Enunciado del ejercicio ▸
Indica si cada afirmación concuerda con el relato de viaje y justifica el sí o el no citando textualmente las palabras del relato que lo deciden.
1. Quien narra tiene un vuelo a Hanoi.
2. El paseo por la vieja Tourane se hace para tomar fotos y grabar video.
3. La chica de facturación trabaja para Vietnam Airlines.

Fragmento del relato ▸
A la salida debo despertar de mi sueño, resituarme y chequear el reloj: tengo un vuelo a Hanoi. Pero percibo un poco de libertad orientando el hocico hacia la brisa y decido navegar otro poco por la vieja Tourane. Sin fotos o video ni necesidades de escritura de por medio. Solo por el puro placer de callejear, de sentirme libre ahora que se aproxima rápido el finiquito de este intenso viaje. Y pienso, con convicción, que ya ningún regreso será igual, que ya sé por dónde se armaron tantas y tantas maravillas humanas, cómo se gestaron y parieron y, aunque sea exclusivamente por eso, debo sentirme dichoso. Al rato, la hermosa chica de facturación de Vietnam Airlines, elegante y de estilizadas curvas cual boceto de Gaudí en su Ao Dai (traje típico casi exclusivo de mujer en Vietnam en el que sobresale la ceñida blusa abierta por los costados y con mucha caída) de seda alba y azulada, mira sorprendida la boba sonrisa de un viajero que factura para Hanoi y, de modo inevitable, sonríe empáticamente.

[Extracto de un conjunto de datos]
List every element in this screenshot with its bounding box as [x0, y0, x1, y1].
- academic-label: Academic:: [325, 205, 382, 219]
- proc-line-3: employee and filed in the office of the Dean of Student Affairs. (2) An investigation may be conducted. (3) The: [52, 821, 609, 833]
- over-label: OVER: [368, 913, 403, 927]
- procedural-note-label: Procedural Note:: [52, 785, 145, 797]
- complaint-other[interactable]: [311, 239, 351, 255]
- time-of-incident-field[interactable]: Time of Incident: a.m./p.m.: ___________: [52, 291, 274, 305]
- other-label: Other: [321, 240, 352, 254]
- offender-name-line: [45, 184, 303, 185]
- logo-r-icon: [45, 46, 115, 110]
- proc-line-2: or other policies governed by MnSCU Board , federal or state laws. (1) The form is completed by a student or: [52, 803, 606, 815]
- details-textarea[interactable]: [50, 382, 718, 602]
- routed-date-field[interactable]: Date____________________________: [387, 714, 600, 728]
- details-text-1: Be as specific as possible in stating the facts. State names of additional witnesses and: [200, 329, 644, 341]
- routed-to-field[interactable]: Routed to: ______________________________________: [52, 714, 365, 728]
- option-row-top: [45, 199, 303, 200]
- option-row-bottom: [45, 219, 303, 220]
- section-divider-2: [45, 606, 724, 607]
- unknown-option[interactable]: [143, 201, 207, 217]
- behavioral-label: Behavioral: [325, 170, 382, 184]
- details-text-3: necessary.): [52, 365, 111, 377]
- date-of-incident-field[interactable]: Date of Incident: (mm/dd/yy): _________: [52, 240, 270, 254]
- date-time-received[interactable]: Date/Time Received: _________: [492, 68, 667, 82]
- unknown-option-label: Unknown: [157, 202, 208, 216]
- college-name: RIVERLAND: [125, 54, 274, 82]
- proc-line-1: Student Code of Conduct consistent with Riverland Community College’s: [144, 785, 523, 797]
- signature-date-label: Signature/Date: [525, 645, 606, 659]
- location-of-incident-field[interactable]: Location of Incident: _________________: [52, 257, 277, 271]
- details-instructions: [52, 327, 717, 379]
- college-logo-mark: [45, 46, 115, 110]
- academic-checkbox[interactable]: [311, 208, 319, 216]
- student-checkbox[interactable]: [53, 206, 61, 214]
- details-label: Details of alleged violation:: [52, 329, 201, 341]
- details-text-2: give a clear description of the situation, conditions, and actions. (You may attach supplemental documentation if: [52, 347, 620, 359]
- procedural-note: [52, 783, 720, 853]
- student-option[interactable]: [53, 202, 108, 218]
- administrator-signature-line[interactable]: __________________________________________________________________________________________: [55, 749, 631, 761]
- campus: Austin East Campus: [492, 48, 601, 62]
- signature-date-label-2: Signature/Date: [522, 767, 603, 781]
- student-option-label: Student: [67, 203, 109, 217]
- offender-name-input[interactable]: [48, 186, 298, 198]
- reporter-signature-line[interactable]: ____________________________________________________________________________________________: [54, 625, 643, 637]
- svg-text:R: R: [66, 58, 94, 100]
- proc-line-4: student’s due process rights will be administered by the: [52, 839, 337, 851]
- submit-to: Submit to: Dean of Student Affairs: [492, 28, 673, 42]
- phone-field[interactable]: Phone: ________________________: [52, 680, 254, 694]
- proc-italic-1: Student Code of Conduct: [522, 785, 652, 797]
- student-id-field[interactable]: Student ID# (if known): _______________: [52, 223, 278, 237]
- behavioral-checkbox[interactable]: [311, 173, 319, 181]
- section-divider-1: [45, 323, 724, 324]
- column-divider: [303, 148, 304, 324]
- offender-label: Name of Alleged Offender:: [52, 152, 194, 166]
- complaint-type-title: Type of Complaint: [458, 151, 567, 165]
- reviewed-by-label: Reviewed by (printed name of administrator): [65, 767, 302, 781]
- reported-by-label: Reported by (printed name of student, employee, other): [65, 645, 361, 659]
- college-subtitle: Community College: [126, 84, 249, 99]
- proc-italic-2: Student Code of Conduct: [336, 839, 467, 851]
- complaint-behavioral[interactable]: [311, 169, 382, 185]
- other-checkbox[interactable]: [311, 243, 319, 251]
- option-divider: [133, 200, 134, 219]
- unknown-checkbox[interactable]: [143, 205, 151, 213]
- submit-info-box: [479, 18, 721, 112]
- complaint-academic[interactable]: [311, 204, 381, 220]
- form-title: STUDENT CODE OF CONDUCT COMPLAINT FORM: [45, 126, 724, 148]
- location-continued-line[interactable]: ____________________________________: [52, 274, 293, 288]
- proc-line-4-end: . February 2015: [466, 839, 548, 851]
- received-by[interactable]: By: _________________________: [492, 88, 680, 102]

Respuesta ▸
1. Sí: «tengo un vuelo a Hanoi».
2. No: «Sin fotos o video ni necesidades de escritura de por medio».
3. Sí: «la hermosa chica de facturación de Vietnam Airlines».